Repeat, exactly and completely, the material that follows. Omit the pictures.

* _Entries provided_
....

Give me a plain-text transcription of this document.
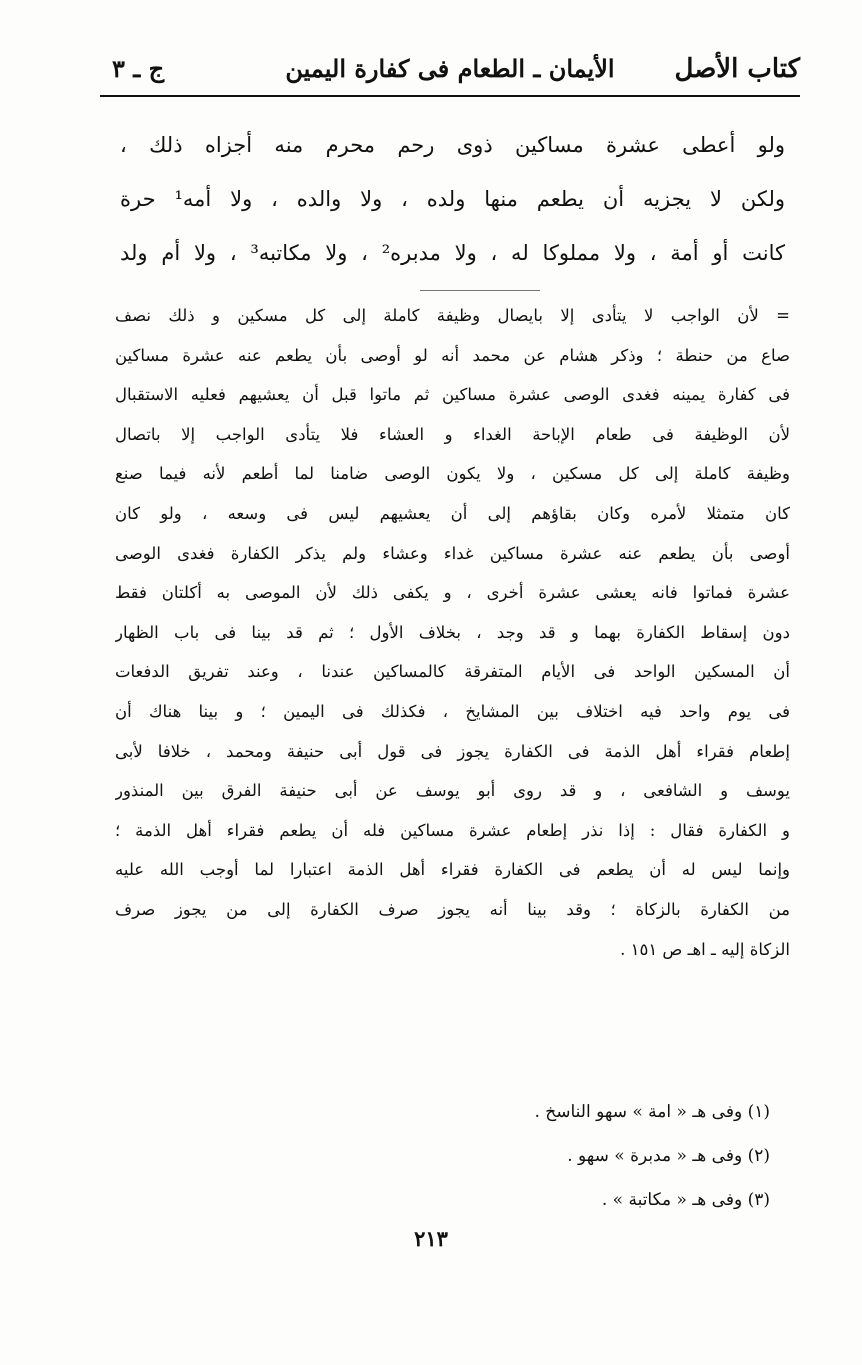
كتاب الأصل
الأيمان ـ الطعام فى كفارة اليمين
ج ـ ٣
ولو أعطى عشرة مساكين ذوى رحم محرم منه أجزاه ذلك ،
ولكن لا يجزيه أن يطعم منها ولده ، ولا والده ، ولا أمه¹ حرة
كانت أو أمة ، ولا مملوكا له ، ولا مدبره² ، ولا مكاتبه³ ، ولا أم ولد
= لأن الواجب لا يتأدى إلا بايصال وظيفة كاملة إلى كل مسكين و ذلك نصف
صاع من حنطة ؛ وذكر هشام عن محمد أنه لو أوصى بأن يطعم عنه عشرة مساكين
فى كفارة يمينه فغدى الوصى عشرة مساكين ثم ماتوا قبل أن يعشيهم فعليه الاستقبال
لأن الوظيفة فى طعام الإباحة الغداء و العشاء فلا يتأدى الواجب إلا باتصال
وظيفة كاملة إلى كل مسكين ، ولا يكون الوصى ضامنا لما أطعم لأنه فيما صنع
كان متمثلا لأمره وكان بقاؤهم إلى أن يعشيهم ليس فى وسعه ، ولو كان
أوصى بأن يطعم عنه عشرة مساكين غداء وعشاء ولم يذكر الكفارة فغدى الوصى
عشرة فماتوا فانه يعشى عشرة أخرى ، و يكفى ذلك لأن الموصى به أكلتان فقط
دون إسقاط الكفارة بهما و قد وجد ، بخلاف الأول ؛ ثم قد بينا فى باب الظهار
أن المسكين الواحد فى الأيام المتفرقة كالمساكين عندنا ، وعند تفريق الدفعات
فى يوم واحد فيه اختلاف بين المشايخ ، فكذلك فى اليمين ؛ و بينا هناك أن
إطعام فقراء أهل الذمة فى الكفارة يجوز فى قول أبى حنيفة ومحمد ، خلافا لأبى
يوسف و الشافعى ، و قد روى أبو يوسف عن أبى حنيفة الفرق بين المنذور
و الكفارة فقال : إذا نذر إطعام عشرة مساكين فله أن يطعم فقراء أهل الذمة ؛
وإنما ليس له أن يطعم فى الكفارة فقراء أهل الذمة اعتبارا لما أوجب الله عليه
من الكفارة بالزكاة ؛ وقد بينا أنه يجوز صرف الكفارة إلى من يجوز صرف
الزكاة إليه ـ اهـ ص ١٥١ .
(١) وفى هـ « امة » سهو الناسخ .
(٢) وفى هـ « مدبرة » سهو .
(٣) وفى هـ « مكاتبة » .
٢١٣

....

* _Reply_
Give me a plain-text transcription of this document.
كتاب الأصل
الأيمان ـ الطعام فى كفارة اليمين
ج ـ ٣
ولو أعطى عشرة مساكين ذوى رحم محرم منه أجزاه ذلك ،
ولكن لا يجزيه أن يطعم منها ولده ، ولا والده ، ولا أمه¹ حرة
كانت أو أمة ، ولا مملوكا له ، ولا مدبره² ، ولا مكاتبه³ ، ولا أم ولد
= لأن الواجب لا يتأدى إلا بايصال وظيفة كاملة إلى كل مسكين و ذلك نصف
صاع من حنطة ؛ وذكر هشام عن محمد أنه لو أوصى بأن يطعم عنه عشرة مساكين
فى كفارة يمينه فغدى الوصى عشرة مساكين ثم ماتوا قبل أن يعشيهم فعليه الاستقبال
لأن الوظيفة فى طعام الإباحة الغداء و العشاء فلا يتأدى الواجب إلا باتصال
وظيفة كاملة إلى كل مسكين ، ولا يكون الوصى ضامنا لما أطعم لأنه فيما صنع
كان متمثلا لأمره وكان بقاؤهم إلى أن يعشيهم ليس فى وسعه ، ولو كان
أوصى بأن يطعم عنه عشرة مساكين غداء وعشاء ولم يذكر الكفارة فغدى الوصى
عشرة فماتوا فانه يعشى عشرة أخرى ، و يكفى ذلك لأن الموصى به أكلتان فقط
دون إسقاط الكفارة بهما و قد وجد ، بخلاف الأول ؛ ثم قد بينا فى باب الظهار
أن المسكين الواحد فى الأيام المتفرقة كالمساكين عندنا ، وعند تفريق الدفعات
فى يوم واحد فيه اختلاف بين المشايخ ، فكذلك فى اليمين ؛ و بينا هناك أن
إطعام فقراء أهل الذمة فى الكفارة يجوز فى قول أبى حنيفة ومحمد ، خلافا لأبى
يوسف و الشافعى ، و قد روى أبو يوسف عن أبى حنيفة الفرق بين المنذور
و الكفارة فقال : إذا نذر إطعام عشرة مساكين فله أن يطعم فقراء أهل الذمة ؛
وإنما ليس له أن يطعم فى الكفارة فقراء أهل الذمة اعتبارا لما أوجب الله عليه
من الكفارة بالزكاة ؛ وقد بينا أنه يجوز صرف الكفارة إلى من يجوز صرف
الزكاة إليه ـ اهـ ص ١٥١ .
(١) وفى هـ « امة » سهو الناسخ .
(٢) وفى هـ « مدبرة » سهو .
(٣) وفى هـ « مكاتبة » .
٢١٣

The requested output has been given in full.